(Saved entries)
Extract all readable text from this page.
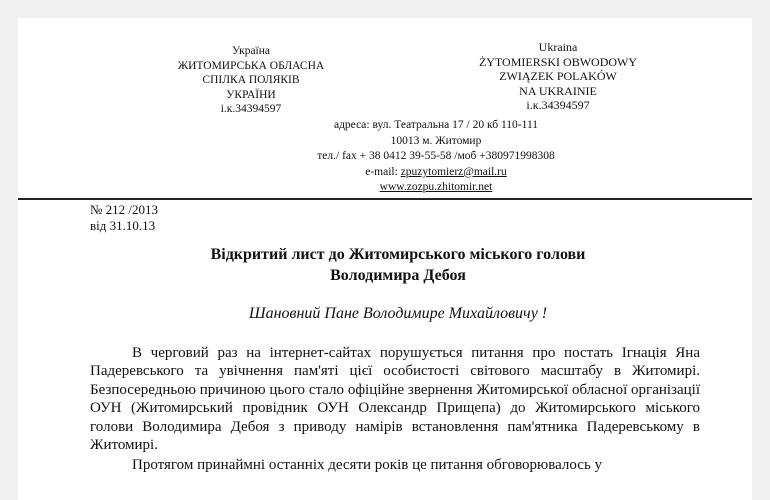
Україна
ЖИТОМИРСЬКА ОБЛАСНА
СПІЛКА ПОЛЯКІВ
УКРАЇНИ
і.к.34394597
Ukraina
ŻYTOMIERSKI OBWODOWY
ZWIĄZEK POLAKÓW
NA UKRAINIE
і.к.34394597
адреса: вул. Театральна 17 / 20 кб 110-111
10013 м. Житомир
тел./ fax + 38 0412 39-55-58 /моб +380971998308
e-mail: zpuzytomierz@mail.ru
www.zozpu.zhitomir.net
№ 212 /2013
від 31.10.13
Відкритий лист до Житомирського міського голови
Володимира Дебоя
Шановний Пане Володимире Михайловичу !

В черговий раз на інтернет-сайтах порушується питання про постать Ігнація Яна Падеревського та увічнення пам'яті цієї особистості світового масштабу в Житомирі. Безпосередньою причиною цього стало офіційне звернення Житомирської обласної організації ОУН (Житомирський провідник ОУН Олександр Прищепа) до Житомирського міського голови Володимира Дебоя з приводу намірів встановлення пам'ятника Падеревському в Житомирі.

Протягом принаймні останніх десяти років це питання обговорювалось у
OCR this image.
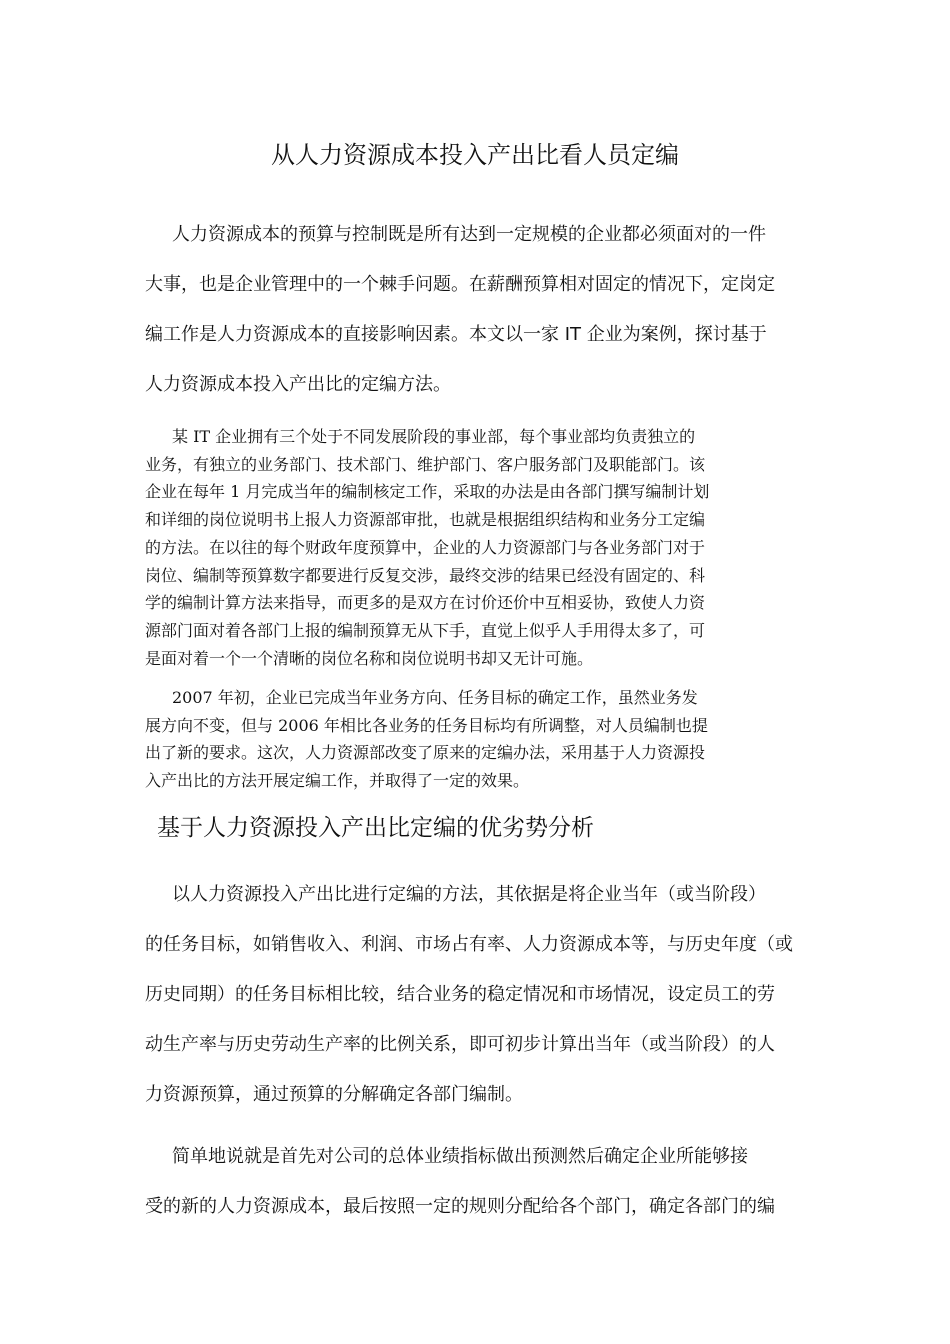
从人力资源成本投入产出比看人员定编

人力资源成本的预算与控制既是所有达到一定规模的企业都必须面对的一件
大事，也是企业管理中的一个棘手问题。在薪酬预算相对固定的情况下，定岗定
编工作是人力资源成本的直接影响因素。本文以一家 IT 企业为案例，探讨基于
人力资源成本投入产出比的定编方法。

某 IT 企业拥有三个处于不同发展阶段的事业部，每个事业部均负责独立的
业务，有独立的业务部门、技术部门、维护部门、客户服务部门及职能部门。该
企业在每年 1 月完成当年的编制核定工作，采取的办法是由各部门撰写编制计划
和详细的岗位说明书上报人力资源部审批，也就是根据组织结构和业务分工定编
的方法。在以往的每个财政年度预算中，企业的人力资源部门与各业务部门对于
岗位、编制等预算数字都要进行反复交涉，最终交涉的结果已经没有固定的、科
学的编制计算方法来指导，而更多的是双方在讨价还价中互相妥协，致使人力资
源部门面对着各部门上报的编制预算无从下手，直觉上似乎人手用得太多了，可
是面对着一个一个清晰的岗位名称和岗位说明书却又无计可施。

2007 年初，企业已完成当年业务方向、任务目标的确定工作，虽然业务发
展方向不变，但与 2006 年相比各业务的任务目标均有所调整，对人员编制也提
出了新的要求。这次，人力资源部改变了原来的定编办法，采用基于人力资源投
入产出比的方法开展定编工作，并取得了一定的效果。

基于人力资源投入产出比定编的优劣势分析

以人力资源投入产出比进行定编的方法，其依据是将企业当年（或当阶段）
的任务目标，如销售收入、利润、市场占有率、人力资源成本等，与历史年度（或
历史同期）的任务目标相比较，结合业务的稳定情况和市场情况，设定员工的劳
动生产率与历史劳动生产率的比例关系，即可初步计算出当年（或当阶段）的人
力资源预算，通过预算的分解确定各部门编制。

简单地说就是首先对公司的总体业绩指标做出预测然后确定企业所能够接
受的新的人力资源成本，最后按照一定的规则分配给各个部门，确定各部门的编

> _Goal of the exercise_:
In this exercise, set down all of the data exactly, without the pictures.

> _Completed exercise_:
Extract all readable text from this page.
Україна
ЖИТОМИРСЬКА ОБЛАСНА
СПІЛКА ПОЛЯКІВ
УКРАЇНИ
і.к.34394597
Ukraina
ŻYTOMIERSKI OBWODOWY
ZWIĄZEK POLAKÓW
NA UKRAINIE
і.к.34394597
адреса: вул. Театральна 17 / 20 кб 110-111
10013 м. Житомир
тел./ fax + 38 0412 39-55-58 /моб +380971998308
e-mail: zpuzytomierz@mail.ru
www.zozpu.zhitomir.net
№ 212 /2013
від 31.10.13
Відкритий лист до Житомирського міського голови
Володимира Дебоя
Шановний Пане Володимире Михайловичу !

В черговий раз на інтернет-сайтах порушується питання про постать Ігнація Яна Падеревського та увічнення пам'яті цієї особистості світового масштабу в Житомирі. Безпосередньою причиною цього стало офіційне звернення Житомирської обласної організації ОУН (Житомирський провідник ОУН Олександр Прищепа) до Житомирського міського голови Володимира Дебоя з приводу намірів встановлення пам'ятника Падеревському в Житомирі.

Протягом принаймні останніх десяти років це питання обговорювалось у
OCR this image.
从人力资源成本投入产出比看人员定编

人力资源成本的预算与控制既是所有达到一定规模的企业都必须面对的一件
大事，也是企业管理中的一个棘手问题。在薪酬预算相对固定的情况下，定岗定
编工作是人力资源成本的直接影响因素。本文以一家 IT 企业为案例，探讨基于
人力资源成本投入产出比的定编方法。

某 IT 企业拥有三个处于不同发展阶段的事业部，每个事业部均负责独立的
业务，有独立的业务部门、技术部门、维护部门、客户服务部门及职能部门。该
企业在每年 1 月完成当年的编制核定工作，采取的办法是由各部门撰写编制计划
和详细的岗位说明书上报人力资源部审批，也就是根据组织结构和业务分工定编
的方法。在以往的每个财政年度预算中，企业的人力资源部门与各业务部门对于
岗位、编制等预算数字都要进行反复交涉，最终交涉的结果已经没有固定的、科
学的编制计算方法来指导，而更多的是双方在讨价还价中互相妥协，致使人力资
源部门面对着各部门上报的编制预算无从下手，直觉上似乎人手用得太多了，可
是面对着一个一个清晰的岗位名称和岗位说明书却又无计可施。

2007 年初，企业已完成当年业务方向、任务目标的确定工作，虽然业务发
展方向不变，但与 2006 年相比各业务的任务目标均有所调整，对人员编制也提
出了新的要求。这次，人力资源部改变了原来的定编办法，采用基于人力资源投
入产出比的方法开展定编工作，并取得了一定的效果。

基于人力资源投入产出比定编的优劣势分析

以人力资源投入产出比进行定编的方法，其依据是将企业当年（或当阶段）
的任务目标，如销售收入、利润、市场占有率、人力资源成本等，与历史年度（或
历史同期）的任务目标相比较，结合业务的稳定情况和市场情况，设定员工的劳
动生产率与历史劳动生产率的比例关系，即可初步计算出当年（或当阶段）的人
力资源预算，通过预算的分解确定各部门编制。

简单地说就是首先对公司的总体业绩指标做出预测然后确定企业所能够接
受的新的人力资源成本，最后按照一定的规则分配给各个部门，确定各部门的编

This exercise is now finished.